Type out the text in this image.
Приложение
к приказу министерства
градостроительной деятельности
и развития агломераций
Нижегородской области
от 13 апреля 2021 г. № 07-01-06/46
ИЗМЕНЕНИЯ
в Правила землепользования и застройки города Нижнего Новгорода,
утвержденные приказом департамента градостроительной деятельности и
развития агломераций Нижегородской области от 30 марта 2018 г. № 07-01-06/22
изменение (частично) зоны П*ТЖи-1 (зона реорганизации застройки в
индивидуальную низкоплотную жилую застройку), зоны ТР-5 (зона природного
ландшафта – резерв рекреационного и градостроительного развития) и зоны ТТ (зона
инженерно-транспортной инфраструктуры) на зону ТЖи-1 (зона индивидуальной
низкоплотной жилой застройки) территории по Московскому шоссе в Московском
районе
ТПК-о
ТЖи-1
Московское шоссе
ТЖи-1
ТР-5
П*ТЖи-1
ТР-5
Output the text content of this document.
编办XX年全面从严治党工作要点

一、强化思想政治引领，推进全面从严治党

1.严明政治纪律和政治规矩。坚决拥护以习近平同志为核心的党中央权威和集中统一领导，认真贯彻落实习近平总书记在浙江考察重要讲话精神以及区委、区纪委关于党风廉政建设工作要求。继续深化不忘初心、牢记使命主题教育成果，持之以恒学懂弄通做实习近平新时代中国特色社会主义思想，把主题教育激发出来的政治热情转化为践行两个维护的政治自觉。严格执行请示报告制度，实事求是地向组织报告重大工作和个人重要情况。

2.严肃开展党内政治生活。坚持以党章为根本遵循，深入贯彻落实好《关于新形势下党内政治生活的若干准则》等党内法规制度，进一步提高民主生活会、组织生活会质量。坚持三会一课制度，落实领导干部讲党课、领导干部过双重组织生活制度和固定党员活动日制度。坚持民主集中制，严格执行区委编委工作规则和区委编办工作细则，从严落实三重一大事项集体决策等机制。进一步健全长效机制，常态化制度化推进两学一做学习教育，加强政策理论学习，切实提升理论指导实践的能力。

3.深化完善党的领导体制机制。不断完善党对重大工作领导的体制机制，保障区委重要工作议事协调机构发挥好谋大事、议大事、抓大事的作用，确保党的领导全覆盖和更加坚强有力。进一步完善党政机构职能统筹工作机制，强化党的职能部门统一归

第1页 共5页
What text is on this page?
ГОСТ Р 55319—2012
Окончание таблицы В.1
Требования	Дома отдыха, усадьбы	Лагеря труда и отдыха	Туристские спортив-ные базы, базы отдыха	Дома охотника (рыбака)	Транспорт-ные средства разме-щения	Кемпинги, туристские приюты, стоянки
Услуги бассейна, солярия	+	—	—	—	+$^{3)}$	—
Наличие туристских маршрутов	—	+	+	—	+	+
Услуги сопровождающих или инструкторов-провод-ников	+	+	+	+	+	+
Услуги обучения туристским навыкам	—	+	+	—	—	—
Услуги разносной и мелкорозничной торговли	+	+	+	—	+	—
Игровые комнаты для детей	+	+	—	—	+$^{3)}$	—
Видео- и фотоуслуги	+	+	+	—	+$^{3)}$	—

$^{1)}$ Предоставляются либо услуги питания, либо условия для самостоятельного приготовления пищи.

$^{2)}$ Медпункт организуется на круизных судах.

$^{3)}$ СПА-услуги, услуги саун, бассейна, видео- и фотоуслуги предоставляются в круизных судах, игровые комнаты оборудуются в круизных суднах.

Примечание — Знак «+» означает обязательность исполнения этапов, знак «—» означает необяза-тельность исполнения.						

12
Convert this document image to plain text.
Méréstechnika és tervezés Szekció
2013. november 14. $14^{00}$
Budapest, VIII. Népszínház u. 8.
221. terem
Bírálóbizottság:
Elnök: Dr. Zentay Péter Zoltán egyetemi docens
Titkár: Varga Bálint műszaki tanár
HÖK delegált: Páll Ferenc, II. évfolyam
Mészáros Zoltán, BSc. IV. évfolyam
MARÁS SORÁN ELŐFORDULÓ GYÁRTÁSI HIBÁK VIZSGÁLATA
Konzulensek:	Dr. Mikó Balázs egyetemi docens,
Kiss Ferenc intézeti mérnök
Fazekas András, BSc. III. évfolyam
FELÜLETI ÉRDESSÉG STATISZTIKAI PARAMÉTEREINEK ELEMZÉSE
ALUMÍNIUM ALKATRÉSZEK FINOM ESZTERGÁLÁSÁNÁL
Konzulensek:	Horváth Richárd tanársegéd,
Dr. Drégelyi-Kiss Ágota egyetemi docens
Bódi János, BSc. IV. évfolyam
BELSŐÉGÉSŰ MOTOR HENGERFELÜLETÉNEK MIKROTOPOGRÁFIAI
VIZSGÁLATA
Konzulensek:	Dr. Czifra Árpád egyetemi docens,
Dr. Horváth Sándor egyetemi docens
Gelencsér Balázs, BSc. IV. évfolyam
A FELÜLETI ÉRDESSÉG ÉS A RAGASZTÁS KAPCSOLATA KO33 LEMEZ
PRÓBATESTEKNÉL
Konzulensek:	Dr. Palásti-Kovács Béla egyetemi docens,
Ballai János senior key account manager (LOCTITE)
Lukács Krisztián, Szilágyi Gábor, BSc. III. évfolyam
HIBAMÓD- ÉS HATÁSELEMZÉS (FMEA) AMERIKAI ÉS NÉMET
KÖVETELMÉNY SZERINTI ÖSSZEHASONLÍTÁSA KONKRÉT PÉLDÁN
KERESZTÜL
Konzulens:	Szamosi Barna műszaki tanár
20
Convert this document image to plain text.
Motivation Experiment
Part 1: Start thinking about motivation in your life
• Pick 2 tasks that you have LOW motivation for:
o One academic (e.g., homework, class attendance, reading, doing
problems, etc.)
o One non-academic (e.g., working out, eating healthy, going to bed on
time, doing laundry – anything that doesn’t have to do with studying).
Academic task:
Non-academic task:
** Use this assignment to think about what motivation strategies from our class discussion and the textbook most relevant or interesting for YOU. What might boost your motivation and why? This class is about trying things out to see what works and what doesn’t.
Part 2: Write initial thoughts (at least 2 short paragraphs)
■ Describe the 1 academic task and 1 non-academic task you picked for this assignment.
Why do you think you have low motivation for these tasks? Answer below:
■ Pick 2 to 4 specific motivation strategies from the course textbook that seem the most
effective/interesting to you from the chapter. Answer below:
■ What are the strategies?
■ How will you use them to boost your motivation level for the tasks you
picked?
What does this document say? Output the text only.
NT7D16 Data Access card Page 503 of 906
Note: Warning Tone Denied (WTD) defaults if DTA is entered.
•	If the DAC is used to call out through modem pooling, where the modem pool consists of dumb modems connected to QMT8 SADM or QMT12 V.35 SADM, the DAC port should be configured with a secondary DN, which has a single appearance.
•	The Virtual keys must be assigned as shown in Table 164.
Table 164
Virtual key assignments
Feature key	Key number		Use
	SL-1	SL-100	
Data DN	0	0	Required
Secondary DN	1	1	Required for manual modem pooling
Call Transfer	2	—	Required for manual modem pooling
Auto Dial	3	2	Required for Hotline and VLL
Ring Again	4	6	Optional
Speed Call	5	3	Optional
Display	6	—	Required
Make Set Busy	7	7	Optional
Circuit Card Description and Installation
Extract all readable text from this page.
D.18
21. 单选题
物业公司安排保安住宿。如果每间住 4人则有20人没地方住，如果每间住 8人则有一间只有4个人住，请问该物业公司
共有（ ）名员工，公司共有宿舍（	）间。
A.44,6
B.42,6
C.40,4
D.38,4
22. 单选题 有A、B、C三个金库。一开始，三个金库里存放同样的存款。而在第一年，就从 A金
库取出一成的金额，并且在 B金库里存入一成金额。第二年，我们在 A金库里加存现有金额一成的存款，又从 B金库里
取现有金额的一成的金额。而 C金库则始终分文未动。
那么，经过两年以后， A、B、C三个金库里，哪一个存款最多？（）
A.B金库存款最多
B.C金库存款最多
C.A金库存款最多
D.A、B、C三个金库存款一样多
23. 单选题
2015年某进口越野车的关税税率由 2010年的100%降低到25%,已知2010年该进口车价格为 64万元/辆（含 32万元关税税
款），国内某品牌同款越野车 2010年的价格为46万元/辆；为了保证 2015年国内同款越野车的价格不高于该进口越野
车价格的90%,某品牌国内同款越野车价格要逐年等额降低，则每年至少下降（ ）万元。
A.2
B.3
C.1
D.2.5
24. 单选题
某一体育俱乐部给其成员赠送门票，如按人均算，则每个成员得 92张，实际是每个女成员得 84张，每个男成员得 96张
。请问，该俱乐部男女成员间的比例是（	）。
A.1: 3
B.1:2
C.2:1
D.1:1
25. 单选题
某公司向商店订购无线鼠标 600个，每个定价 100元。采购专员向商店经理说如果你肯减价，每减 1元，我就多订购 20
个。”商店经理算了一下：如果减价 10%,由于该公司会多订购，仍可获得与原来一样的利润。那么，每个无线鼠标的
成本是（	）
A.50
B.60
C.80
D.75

------------------------------

-- The exercise --
Extract every line from the records above that contains the word "Answer".

-- Completed task --
Why do you think you have low motivation for these tasks? Answer below:
effective/interesting to you from the chapter. Answer below:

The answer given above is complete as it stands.